------ Given records ------

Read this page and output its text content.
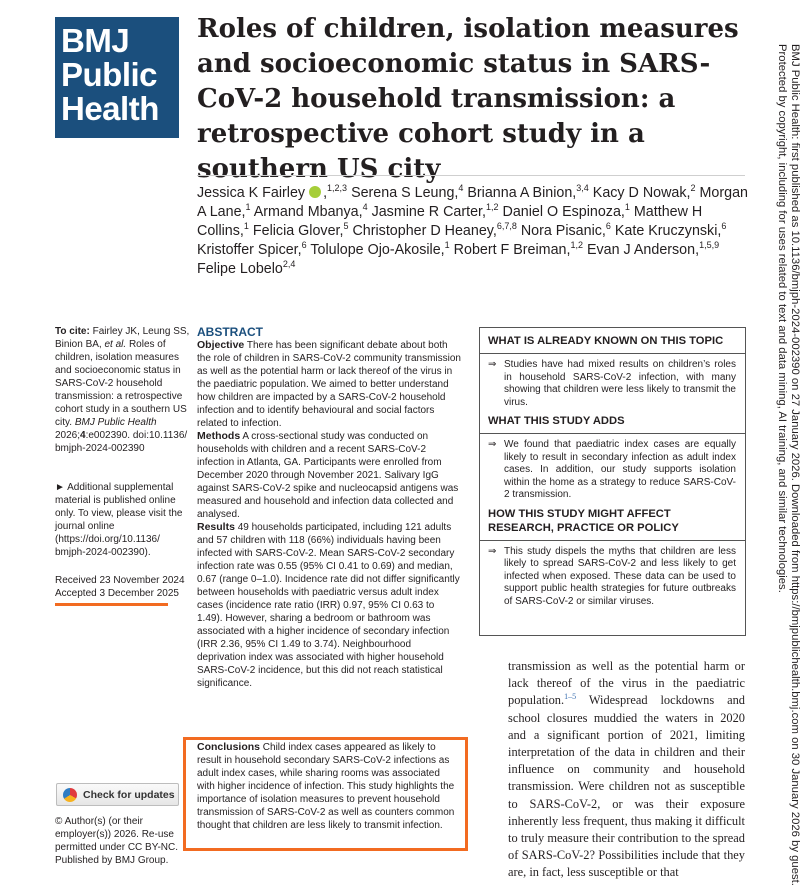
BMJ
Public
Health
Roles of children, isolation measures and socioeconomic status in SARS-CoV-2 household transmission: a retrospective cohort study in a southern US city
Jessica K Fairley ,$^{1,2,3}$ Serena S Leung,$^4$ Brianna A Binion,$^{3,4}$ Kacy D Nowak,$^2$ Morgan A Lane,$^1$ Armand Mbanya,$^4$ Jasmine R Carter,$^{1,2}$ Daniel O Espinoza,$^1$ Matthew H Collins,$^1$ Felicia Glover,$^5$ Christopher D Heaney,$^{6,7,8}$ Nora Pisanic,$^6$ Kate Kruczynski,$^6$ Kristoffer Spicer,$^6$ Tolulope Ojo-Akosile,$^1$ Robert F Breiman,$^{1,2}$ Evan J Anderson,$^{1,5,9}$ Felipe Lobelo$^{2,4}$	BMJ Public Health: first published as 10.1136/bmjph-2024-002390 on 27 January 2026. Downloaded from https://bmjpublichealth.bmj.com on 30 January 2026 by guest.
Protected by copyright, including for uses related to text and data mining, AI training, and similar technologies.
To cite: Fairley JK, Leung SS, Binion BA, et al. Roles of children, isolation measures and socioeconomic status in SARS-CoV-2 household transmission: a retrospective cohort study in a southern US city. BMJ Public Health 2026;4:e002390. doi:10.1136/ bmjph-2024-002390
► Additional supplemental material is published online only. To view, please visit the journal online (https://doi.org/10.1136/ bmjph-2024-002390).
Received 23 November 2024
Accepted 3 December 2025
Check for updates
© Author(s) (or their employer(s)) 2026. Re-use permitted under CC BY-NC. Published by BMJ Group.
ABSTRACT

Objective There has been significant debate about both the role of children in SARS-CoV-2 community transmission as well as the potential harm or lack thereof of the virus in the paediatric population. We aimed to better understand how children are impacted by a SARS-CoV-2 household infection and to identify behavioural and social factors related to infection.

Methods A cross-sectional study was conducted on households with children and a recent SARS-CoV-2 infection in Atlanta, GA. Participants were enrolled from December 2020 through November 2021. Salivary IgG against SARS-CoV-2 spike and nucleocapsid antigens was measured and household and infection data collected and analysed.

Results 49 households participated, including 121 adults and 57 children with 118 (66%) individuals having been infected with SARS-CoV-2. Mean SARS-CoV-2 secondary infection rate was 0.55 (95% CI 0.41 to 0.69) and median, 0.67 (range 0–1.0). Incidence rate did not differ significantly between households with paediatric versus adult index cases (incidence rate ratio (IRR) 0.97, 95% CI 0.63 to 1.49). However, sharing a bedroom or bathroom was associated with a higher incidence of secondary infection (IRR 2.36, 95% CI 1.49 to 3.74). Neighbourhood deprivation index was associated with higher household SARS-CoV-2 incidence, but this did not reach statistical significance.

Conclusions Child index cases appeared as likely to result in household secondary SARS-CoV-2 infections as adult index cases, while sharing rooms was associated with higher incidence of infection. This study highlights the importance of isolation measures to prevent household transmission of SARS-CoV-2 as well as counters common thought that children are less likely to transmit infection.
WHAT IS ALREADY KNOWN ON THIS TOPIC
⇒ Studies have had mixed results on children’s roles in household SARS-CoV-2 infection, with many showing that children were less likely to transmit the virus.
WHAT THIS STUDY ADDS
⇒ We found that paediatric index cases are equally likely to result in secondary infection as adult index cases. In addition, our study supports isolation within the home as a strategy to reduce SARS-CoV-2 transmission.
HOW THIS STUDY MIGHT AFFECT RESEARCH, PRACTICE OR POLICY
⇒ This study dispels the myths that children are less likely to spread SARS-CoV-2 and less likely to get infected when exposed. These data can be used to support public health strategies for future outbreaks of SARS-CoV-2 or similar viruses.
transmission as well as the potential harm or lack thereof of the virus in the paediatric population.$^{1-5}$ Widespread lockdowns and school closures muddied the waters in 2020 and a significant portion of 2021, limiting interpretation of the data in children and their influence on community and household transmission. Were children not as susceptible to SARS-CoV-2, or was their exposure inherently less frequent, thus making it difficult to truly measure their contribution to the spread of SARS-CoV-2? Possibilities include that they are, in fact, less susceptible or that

------

Problem:
Scan the entries above and show each line that contains the word "Fairley".

Exercise solution:
Jessica K Fairley ,$^{1,2,3}$ Serena S Leung,$^4$ Brianna A Binion,$^{3,4}$ Kacy D Nowak,$^2$ Morgan A Lane,$^1$ Armand Mbanya,$^4$ Jasmine R Carter,$^{1,2}$ Daniel O Espinoza,$^1$ Matthew H Collins,$^1$ Felicia Glover,$^5$ Christopher D Heaney,$^{6,7,8}$ Nora Pisanic,$^6$ Kate Kruczynski,$^6$ Kristoffer Spicer,$^6$ Tolulope Ojo-Akosile,$^1$ Robert F Breiman,$^{1,2}$ Evan J Anderson,$^{1,5,9}$ Felipe Lobelo$^{2,4}$	BMJ Public Health: first published as 10.1136/bmjph-2024-002390 on 27 January 2026. Downloaded from https://bmjpublichealth.bmj.com on 30 January 2026 by guest.
To cite: Fairley JK, Leung SS, Binion BA, et al. Roles of children, isolation measures and socioeconomic status in SARS-CoV-2 household transmission: a retrospective cohort study in a southern US city. BMJ Public Health 2026;4:e002390. doi:10.1136/ bmjph-2024-002390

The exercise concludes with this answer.